(Data extracted from a collection)
++++++++++++++++++++

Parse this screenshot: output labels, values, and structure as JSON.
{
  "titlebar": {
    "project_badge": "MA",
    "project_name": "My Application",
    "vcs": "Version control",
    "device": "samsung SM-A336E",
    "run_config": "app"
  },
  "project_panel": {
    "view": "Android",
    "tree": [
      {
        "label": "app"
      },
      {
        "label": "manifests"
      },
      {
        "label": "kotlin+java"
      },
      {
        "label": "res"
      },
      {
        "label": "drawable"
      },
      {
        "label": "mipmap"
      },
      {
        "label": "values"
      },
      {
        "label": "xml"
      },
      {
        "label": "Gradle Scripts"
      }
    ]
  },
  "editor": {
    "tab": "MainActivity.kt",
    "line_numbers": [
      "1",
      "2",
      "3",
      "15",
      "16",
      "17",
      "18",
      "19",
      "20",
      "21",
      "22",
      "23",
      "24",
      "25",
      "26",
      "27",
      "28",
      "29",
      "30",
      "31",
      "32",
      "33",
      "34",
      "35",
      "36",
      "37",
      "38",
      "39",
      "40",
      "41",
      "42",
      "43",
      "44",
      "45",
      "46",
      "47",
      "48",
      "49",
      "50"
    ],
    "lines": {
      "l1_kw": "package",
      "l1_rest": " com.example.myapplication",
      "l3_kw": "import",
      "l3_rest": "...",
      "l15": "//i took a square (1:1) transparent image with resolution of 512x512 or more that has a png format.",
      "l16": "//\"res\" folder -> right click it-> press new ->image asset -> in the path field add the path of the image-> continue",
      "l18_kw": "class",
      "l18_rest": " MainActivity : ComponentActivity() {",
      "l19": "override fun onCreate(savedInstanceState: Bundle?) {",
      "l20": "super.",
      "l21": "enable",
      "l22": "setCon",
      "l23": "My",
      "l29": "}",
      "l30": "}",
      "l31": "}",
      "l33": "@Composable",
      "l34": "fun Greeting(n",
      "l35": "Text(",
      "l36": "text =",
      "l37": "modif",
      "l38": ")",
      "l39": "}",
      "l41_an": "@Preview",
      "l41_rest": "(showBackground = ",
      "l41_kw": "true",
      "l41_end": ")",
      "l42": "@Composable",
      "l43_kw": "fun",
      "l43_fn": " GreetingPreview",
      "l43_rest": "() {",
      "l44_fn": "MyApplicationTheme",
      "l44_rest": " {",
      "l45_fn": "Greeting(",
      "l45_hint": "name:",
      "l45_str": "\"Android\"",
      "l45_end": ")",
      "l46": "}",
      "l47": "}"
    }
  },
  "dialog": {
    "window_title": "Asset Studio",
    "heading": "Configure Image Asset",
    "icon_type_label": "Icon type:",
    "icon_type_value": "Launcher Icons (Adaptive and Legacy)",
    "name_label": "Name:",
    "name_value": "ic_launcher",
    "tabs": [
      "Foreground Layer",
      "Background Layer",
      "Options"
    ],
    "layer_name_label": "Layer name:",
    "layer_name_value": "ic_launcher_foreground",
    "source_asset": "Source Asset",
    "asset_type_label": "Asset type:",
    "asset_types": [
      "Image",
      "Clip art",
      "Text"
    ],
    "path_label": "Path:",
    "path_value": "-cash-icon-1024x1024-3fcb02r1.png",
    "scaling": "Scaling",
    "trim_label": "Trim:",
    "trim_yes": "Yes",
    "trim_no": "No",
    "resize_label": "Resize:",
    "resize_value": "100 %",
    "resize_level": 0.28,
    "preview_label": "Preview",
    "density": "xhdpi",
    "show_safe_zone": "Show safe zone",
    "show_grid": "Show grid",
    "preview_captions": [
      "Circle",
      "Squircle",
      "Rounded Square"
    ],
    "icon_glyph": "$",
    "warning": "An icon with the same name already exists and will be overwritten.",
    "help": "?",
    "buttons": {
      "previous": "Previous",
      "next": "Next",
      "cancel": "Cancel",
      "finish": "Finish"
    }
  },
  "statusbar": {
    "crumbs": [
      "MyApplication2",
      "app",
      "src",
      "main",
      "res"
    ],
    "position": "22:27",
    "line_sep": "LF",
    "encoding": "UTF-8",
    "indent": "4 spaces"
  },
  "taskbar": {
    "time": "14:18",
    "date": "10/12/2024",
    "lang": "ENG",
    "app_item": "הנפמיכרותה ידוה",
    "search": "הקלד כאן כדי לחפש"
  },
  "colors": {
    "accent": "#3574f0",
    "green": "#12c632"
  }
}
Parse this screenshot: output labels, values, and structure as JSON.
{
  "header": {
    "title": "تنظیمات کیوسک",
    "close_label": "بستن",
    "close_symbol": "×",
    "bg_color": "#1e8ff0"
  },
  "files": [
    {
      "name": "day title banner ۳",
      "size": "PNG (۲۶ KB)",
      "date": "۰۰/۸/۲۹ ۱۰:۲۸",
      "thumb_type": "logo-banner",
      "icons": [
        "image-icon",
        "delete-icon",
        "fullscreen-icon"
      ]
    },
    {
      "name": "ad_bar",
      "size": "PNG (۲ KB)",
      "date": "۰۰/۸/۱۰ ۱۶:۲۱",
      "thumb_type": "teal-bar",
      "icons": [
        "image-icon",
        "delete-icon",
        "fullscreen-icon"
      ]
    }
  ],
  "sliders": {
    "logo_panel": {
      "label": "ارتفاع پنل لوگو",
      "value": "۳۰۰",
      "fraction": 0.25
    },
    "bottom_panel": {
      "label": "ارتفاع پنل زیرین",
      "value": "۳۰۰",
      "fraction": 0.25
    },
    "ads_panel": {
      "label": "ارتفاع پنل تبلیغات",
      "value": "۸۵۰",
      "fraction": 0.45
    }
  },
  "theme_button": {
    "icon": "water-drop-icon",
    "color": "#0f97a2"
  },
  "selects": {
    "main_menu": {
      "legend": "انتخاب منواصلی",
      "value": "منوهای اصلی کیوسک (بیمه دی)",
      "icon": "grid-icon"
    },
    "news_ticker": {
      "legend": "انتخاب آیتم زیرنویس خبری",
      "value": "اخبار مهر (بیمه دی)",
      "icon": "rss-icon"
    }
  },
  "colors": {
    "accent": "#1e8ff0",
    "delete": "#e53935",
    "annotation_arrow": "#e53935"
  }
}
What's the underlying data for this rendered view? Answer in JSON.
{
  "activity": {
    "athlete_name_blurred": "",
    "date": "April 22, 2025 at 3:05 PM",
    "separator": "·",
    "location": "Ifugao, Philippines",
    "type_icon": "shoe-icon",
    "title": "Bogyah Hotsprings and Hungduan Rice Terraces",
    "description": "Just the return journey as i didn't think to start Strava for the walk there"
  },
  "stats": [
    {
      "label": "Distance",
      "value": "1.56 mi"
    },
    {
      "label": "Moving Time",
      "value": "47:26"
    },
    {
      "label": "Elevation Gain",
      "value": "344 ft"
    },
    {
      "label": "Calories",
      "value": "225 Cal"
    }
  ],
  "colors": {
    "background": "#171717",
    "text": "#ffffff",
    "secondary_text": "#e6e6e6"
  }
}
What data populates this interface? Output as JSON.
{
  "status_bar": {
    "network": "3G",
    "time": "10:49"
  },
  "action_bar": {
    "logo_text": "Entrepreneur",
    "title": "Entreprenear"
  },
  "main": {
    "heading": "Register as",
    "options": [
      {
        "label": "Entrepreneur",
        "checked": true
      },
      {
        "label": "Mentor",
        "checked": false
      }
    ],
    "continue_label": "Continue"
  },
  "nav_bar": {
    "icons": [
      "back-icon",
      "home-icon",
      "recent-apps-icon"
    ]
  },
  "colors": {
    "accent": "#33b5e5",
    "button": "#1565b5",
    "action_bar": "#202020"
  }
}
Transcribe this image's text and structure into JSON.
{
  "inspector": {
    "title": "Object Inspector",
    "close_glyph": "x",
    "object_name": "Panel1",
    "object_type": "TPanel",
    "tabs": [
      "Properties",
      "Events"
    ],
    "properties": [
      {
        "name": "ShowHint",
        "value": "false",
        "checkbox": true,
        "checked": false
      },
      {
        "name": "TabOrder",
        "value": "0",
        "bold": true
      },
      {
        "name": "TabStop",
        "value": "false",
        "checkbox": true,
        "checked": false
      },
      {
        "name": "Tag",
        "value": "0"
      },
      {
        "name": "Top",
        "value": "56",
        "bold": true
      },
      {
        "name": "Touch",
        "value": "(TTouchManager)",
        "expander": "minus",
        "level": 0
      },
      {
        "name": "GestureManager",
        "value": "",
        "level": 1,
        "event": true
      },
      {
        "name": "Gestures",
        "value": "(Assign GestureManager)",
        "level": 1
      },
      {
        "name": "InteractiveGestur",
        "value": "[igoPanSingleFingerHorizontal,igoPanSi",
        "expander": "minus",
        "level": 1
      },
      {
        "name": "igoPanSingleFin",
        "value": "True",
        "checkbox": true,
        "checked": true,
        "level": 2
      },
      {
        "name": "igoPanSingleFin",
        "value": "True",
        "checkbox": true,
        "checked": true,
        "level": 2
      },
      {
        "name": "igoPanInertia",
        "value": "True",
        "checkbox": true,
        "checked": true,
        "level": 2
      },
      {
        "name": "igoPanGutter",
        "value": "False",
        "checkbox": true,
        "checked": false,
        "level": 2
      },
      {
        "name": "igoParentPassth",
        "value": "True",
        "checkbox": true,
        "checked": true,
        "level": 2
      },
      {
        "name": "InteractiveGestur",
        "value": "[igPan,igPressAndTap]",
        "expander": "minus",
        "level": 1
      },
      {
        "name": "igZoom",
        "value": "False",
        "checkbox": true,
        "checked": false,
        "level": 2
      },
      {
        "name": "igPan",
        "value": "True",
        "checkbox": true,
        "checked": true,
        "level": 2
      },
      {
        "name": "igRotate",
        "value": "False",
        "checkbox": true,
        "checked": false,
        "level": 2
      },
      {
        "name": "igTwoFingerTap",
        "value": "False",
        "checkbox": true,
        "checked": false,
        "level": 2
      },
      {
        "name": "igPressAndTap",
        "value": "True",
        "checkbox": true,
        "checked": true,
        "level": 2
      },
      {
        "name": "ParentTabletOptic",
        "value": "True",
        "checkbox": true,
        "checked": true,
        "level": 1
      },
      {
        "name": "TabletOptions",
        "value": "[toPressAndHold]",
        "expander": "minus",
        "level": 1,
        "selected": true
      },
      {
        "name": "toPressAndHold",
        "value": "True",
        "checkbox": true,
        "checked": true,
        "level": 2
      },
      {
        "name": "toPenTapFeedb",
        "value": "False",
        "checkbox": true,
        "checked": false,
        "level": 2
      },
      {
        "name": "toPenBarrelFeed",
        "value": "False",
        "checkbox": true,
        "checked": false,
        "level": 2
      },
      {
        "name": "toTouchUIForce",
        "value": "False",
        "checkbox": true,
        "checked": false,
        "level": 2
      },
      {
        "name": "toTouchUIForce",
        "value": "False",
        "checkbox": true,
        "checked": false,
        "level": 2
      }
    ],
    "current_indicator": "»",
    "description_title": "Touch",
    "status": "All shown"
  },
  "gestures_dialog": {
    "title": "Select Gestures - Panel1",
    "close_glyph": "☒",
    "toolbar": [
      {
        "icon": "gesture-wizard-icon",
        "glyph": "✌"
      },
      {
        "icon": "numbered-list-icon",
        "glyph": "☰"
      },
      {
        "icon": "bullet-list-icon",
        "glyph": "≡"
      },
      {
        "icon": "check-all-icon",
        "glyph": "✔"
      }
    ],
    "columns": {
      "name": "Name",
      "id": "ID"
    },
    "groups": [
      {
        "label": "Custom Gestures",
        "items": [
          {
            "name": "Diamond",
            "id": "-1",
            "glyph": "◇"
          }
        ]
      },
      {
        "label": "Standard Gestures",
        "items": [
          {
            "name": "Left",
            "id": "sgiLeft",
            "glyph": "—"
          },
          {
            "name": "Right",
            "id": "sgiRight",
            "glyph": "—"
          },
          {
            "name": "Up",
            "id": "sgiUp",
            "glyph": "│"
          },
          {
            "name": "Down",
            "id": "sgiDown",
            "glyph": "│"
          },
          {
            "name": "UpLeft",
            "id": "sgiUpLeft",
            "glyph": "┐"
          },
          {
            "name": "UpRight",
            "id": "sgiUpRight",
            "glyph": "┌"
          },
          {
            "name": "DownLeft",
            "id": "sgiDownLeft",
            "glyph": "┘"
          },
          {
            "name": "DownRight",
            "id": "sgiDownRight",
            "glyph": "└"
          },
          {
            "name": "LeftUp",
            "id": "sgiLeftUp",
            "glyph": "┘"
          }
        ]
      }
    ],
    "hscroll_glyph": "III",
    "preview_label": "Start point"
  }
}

++++++++++++++++++++

Search the data for "انتخاب". Copy every line that has it.

      "legend": "انتخاب منواصلی",
      "legend": "انتخاب آیتم زیرنویس خبری",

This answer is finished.